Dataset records
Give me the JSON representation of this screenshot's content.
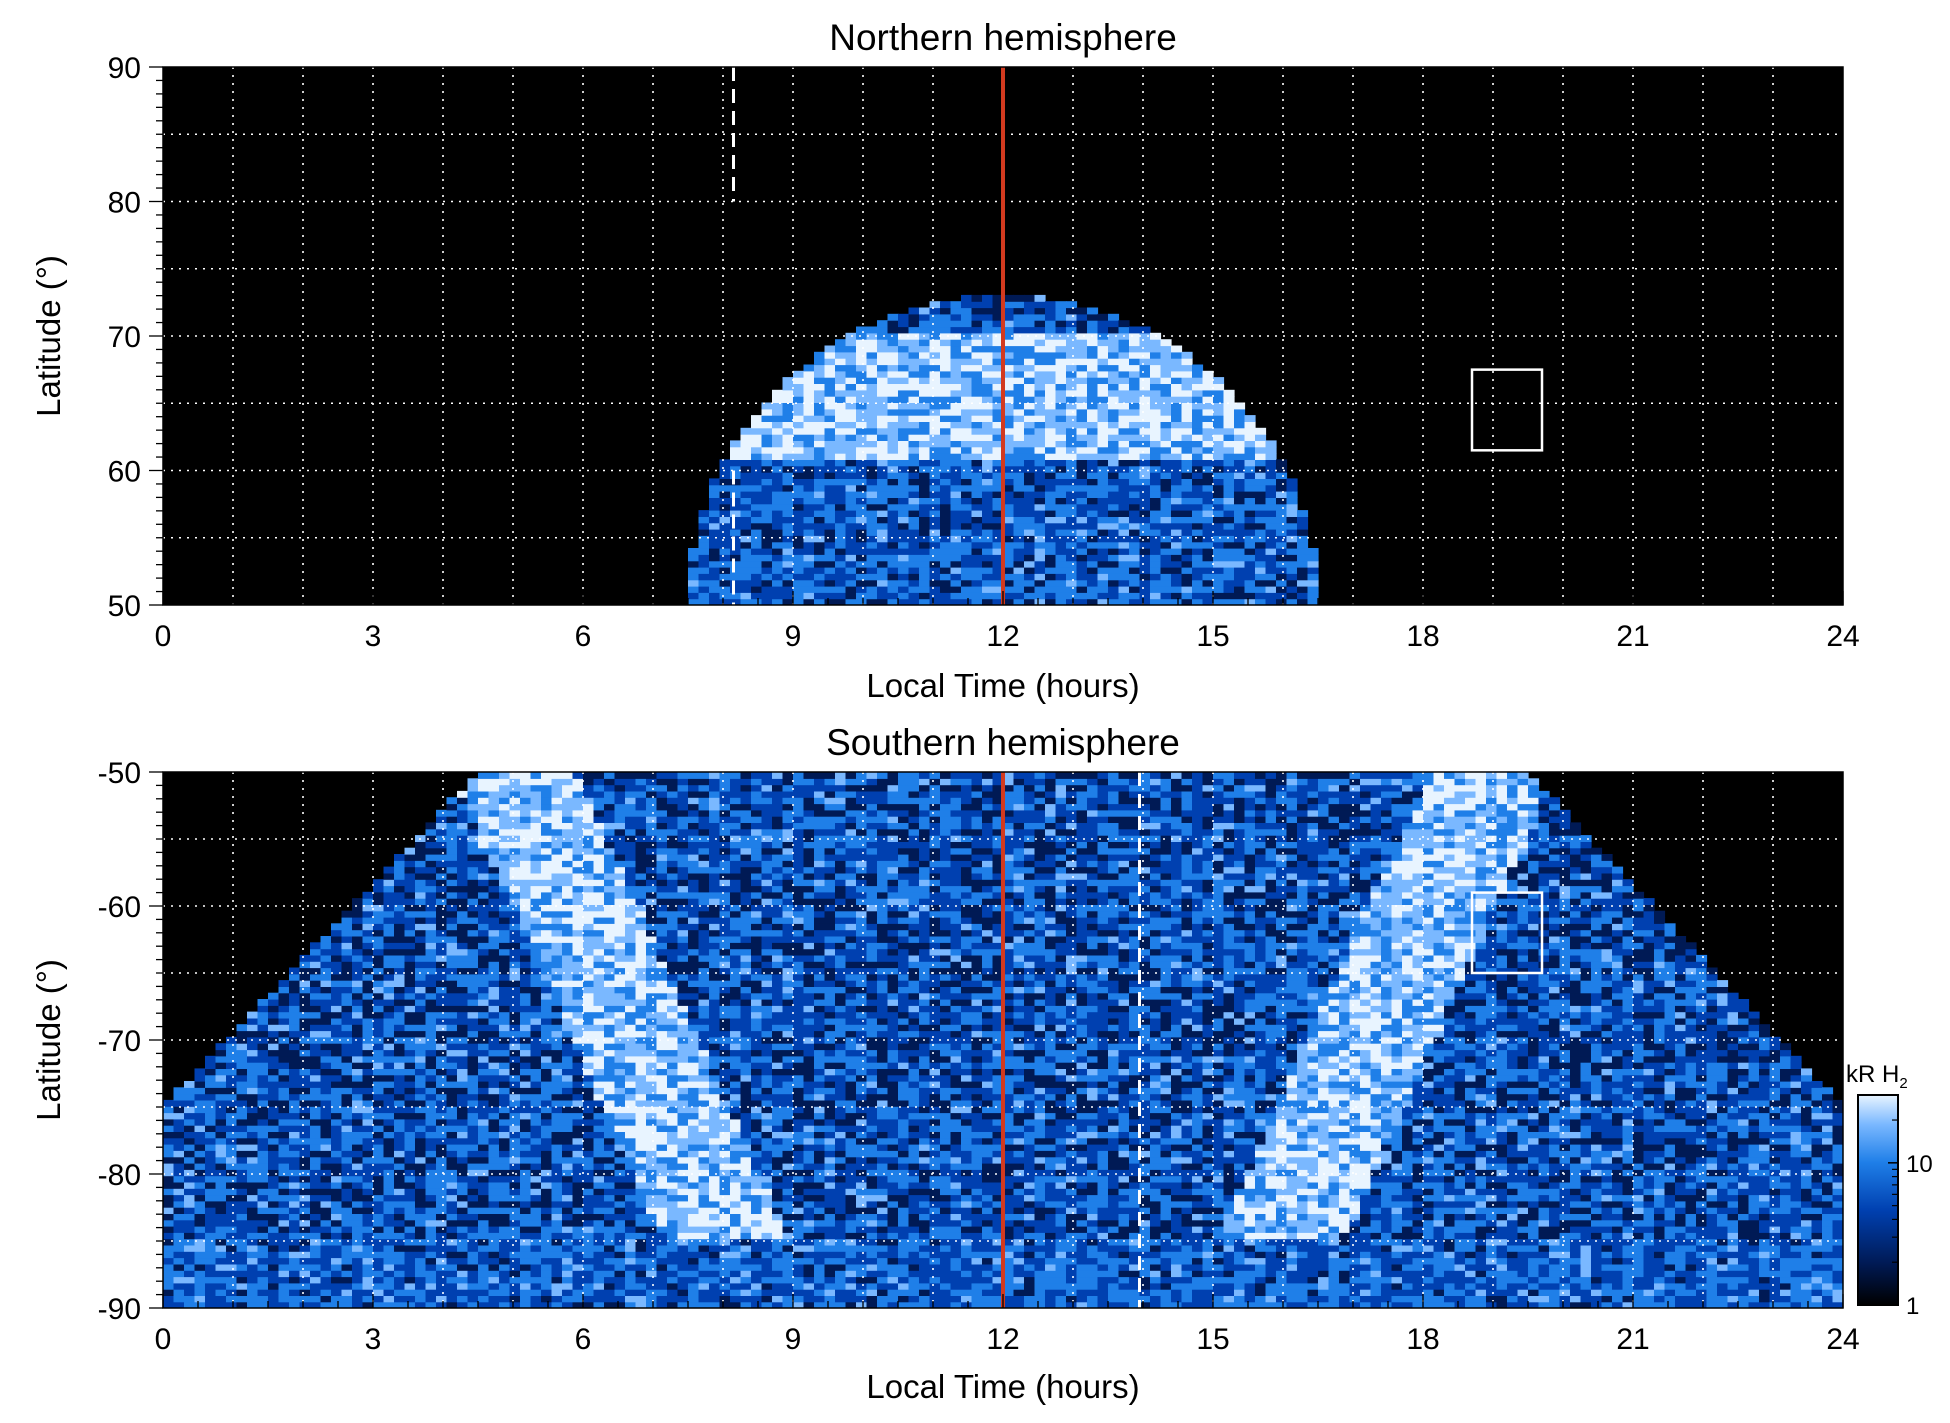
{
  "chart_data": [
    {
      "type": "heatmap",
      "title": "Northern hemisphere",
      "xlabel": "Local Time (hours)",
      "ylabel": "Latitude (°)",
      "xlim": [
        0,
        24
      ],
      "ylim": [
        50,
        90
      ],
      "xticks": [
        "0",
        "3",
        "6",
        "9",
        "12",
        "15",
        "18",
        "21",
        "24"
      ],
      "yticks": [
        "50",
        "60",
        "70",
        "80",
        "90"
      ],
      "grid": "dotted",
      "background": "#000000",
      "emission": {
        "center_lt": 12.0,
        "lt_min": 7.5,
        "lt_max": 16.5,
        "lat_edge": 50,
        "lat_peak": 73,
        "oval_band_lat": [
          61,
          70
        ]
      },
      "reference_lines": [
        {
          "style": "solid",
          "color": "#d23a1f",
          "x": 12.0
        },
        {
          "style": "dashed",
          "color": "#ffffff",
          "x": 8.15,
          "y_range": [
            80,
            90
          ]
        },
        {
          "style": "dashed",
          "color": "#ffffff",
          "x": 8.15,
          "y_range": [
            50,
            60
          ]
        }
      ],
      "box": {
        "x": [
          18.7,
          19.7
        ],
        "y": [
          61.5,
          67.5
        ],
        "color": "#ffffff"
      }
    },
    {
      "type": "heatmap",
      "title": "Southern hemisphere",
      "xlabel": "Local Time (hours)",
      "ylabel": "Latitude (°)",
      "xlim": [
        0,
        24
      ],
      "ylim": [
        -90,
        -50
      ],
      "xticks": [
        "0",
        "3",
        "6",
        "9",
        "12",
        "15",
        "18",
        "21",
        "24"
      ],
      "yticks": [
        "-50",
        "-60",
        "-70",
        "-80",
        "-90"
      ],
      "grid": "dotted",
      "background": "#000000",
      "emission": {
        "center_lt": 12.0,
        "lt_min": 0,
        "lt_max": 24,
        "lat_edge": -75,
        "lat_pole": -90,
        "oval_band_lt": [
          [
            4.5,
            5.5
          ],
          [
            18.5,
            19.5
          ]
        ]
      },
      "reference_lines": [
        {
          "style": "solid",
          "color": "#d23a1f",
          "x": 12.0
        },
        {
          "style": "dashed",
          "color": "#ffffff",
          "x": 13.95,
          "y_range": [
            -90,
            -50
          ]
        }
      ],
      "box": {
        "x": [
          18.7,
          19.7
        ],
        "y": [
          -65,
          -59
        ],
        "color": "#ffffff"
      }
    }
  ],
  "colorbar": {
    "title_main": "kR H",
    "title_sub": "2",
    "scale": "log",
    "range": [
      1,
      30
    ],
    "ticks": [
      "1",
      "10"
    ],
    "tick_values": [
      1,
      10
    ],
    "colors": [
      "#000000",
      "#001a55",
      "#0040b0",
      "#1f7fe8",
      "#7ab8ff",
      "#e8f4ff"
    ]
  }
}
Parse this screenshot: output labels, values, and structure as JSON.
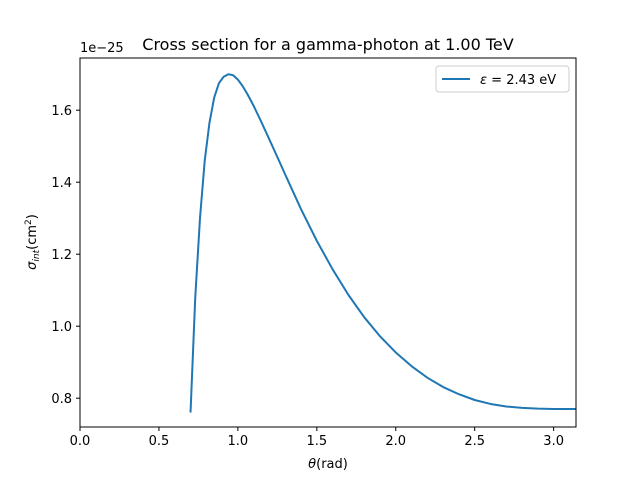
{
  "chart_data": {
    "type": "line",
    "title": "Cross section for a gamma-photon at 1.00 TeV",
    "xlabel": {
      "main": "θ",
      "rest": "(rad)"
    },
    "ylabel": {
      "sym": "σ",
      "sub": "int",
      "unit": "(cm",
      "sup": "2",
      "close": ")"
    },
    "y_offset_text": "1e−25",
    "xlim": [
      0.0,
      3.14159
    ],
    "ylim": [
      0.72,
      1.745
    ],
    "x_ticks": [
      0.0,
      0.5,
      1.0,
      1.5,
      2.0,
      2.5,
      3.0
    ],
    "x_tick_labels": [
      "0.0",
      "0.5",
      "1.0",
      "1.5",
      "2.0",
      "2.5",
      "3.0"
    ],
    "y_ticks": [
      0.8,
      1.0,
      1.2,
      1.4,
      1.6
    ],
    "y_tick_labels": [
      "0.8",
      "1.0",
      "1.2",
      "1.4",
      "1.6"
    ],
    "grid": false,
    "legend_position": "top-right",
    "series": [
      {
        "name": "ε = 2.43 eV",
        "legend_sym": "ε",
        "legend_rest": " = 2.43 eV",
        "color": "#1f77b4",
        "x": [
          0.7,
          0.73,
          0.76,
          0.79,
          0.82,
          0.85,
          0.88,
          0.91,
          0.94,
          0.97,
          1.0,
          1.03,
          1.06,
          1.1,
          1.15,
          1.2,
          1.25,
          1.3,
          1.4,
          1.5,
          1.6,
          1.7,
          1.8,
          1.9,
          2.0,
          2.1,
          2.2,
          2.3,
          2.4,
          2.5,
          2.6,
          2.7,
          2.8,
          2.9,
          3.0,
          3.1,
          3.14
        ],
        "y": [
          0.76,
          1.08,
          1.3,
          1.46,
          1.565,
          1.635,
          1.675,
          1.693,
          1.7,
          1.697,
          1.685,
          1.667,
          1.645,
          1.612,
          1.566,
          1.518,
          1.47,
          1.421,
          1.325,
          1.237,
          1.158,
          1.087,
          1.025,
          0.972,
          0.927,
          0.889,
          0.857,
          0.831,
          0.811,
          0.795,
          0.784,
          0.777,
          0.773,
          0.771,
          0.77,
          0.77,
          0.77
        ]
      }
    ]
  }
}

> **SHORT TASK**
How many lines in the listing above contain "screenshot"? Answer with the number alone.

> **RESPONSE**
2